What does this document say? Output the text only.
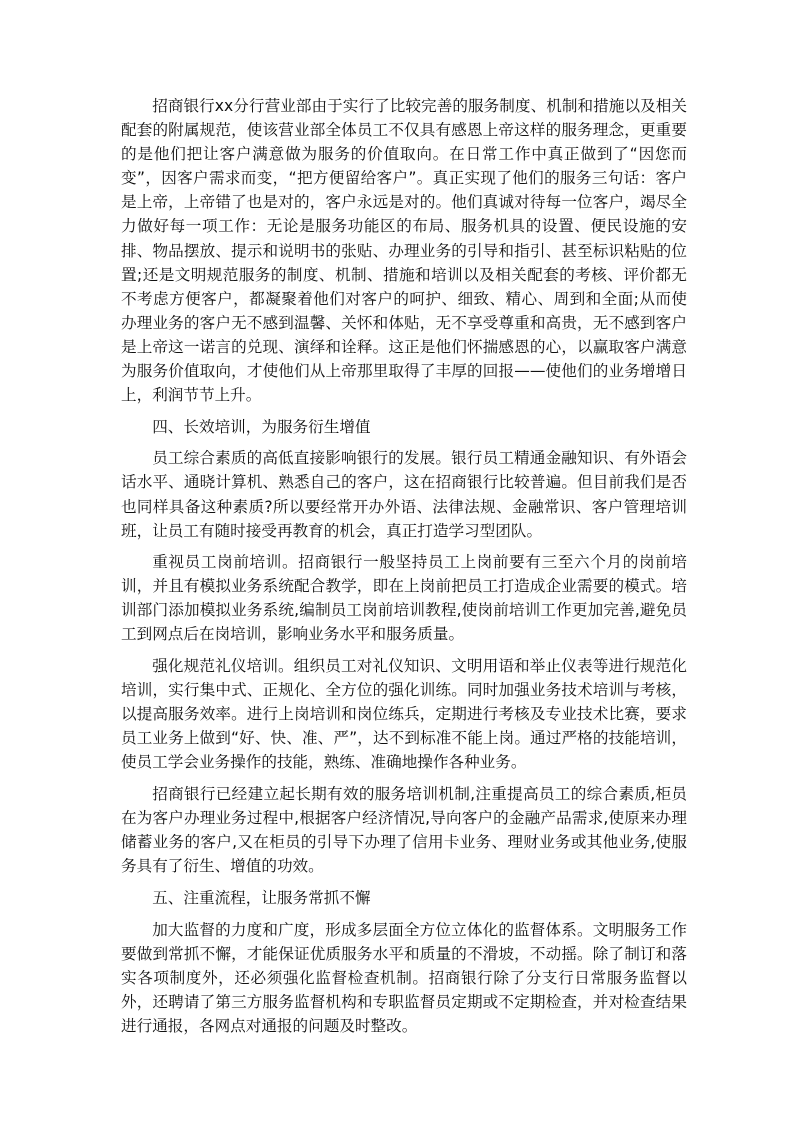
招商银行xx分行营业部由于实行了比较完善的服务制度、机制和措施以及相关配套的附属规范，使该营业部全体员工不仅具有感恩上帝这样的服务理念，更重要的是他们把让客户满意做为服务的价值取向。在日常工作中真正做到了“因您而变”，因客户需求而变，“把方便留给客户”。真正实现了他们的服务三句话：客户是上帝，上帝错了也是对的，客户永远是对的。他们真诚对待每一位客户，竭尽全力做好每一项工作：无论是服务功能区的布局、服务机具的设置、便民设施的安排、物品摆放、提示和说明书的张贴、办理业务的引导和指引、甚至标识粘贴的位置;还是文明规范服务的制度、机制、措施和培训以及相关配套的考核、评价都无不考虑方便客户，都凝聚着他们对客户的呵护、细致、精心、周到和全面;从而使办理业务的客户无不感到温馨、关怀和体贴，无不享受尊重和高贵，无不感到客户是上帝这一诺言的兑现、演绎和诠释。这正是他们怀揣感恩的心，以赢取客户满意为服务价值取向，才使他们从上帝那里取得了丰厚的回报——使他们的业务增增日上，利润节节上升。

四、长效培训，为服务衍生增值

员工综合素质的高低直接影响银行的发展。银行员工精通金融知识、有外语会话水平、通晓计算机、熟悉自己的客户，这在招商银行比较普遍。但目前我们是否也同样具备这种素质?所以要经常开办外语、法律法规、金融常识、客户管理培训班，让员工有随时接受再教育的机会，真正打造学习型团队。

重视员工岗前培训。招商银行一般坚持员工上岗前要有三至六个月的岗前培训，并且有模拟业务系统配合教学，即在上岗前把员工打造成企业需要的模式。培训部门添加模拟业务系统,编制员工岗前培训教程,使岗前培训工作更加完善,避免员工到网点后在岗培训，影响业务水平和服务质量。

强化规范礼仪培训。组织员工对礼仪知识、文明用语和举止仪表等进行规范化培训，实行集中式、正规化、全方位的强化训练。同时加强业务技术培训与考核，以提高服务效率。进行上岗培训和岗位练兵，定期进行考核及专业技术比赛，要求员工业务上做到“好、快、准、严”，达不到标准不能上岗。通过严格的技能培训，使员工学会业务操作的技能，熟练、准确地操作各种业务。

招商银行已经建立起长期有效的服务培训机制,注重提高员工的综合素质,柜员在为客户办理业务过程中,根据客户经济情况,导向客户的金融产品需求,使原来办理储蓄业务的客户,又在柜员的引导下办理了信用卡业务、理财业务或其他业务,使服务具有了衍生、增值的功效。

五、注重流程，让服务常抓不懈

加大监督的力度和广度，形成多层面全方位立体化的监督体系。文明服务工作要做到常抓不懈，才能保证优质服务水平和质量的不滑坡，不动摇。除了制订和落实各项制度外，还必须强化监督检查机制。招商银行除了分支行日常服务监督以外，还聘请了第三方服务监督机构和专职监督员定期或不定期检查，并对检查结果进行通报，各网点对通报的问题及时整改。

++++++

▶ _Exercise requirements_
Output every entry exactly as given; pictures are not part of the copy.

▶ _Result for this task_
What does this document say? Output the text only.
招商银行xx分行营业部由于实行了比较完善的服务制度、机制和措施以及相关配套的附属规范，使该营业部全体员工不仅具有感恩上帝这样的服务理念，更重要的是他们把让客户满意做为服务的价值取向。在日常工作中真正做到了“因您而变”，因客户需求而变，“把方便留给客户”。真正实现了他们的服务三句话：客户是上帝，上帝错了也是对的，客户永远是对的。他们真诚对待每一位客户，竭尽全力做好每一项工作：无论是服务功能区的布局、服务机具的设置、便民设施的安排、物品摆放、提示和说明书的张贴、办理业务的引导和指引、甚至标识粘贴的位置;还是文明规范服务的制度、机制、措施和培训以及相关配套的考核、评价都无不考虑方便客户，都凝聚着他们对客户的呵护、细致、精心、周到和全面;从而使办理业务的客户无不感到温馨、关怀和体贴，无不享受尊重和高贵，无不感到客户是上帝这一诺言的兑现、演绎和诠释。这正是他们怀揣感恩的心，以赢取客户满意为服务价值取向，才使他们从上帝那里取得了丰厚的回报——使他们的业务增增日上，利润节节上升。

四、长效培训，为服务衍生增值

员工综合素质的高低直接影响银行的发展。银行员工精通金融知识、有外语会话水平、通晓计算机、熟悉自己的客户，这在招商银行比较普遍。但目前我们是否也同样具备这种素质?所以要经常开办外语、法律法规、金融常识、客户管理培训班，让员工有随时接受再教育的机会，真正打造学习型团队。

重视员工岗前培训。招商银行一般坚持员工上岗前要有三至六个月的岗前培训，并且有模拟业务系统配合教学，即在上岗前把员工打造成企业需要的模式。培训部门添加模拟业务系统,编制员工岗前培训教程,使岗前培训工作更加完善,避免员工到网点后在岗培训，影响业务水平和服务质量。

强化规范礼仪培训。组织员工对礼仪知识、文明用语和举止仪表等进行规范化培训，实行集中式、正规化、全方位的强化训练。同时加强业务技术培训与考核，以提高服务效率。进行上岗培训和岗位练兵，定期进行考核及专业技术比赛，要求员工业务上做到“好、快、准、严”，达不到标准不能上岗。通过严格的技能培训，使员工学会业务操作的技能，熟练、准确地操作各种业务。

招商银行已经建立起长期有效的服务培训机制,注重提高员工的综合素质,柜员在为客户办理业务过程中,根据客户经济情况,导向客户的金融产品需求,使原来办理储蓄业务的客户,又在柜员的引导下办理了信用卡业务、理财业务或其他业务,使服务具有了衍生、增值的功效。

五、注重流程，让服务常抓不懈

加大监督的力度和广度，形成多层面全方位立体化的监督体系。文明服务工作要做到常抓不懈，才能保证优质服务水平和质量的不滑坡，不动摇。除了制订和落实各项制度外，还必须强化监督检查机制。招商银行除了分支行日常服务监督以外，还聘请了第三方服务监督机构和专职监督员定期或不定期检查，并对检查结果进行通报，各网点对通报的问题及时整改。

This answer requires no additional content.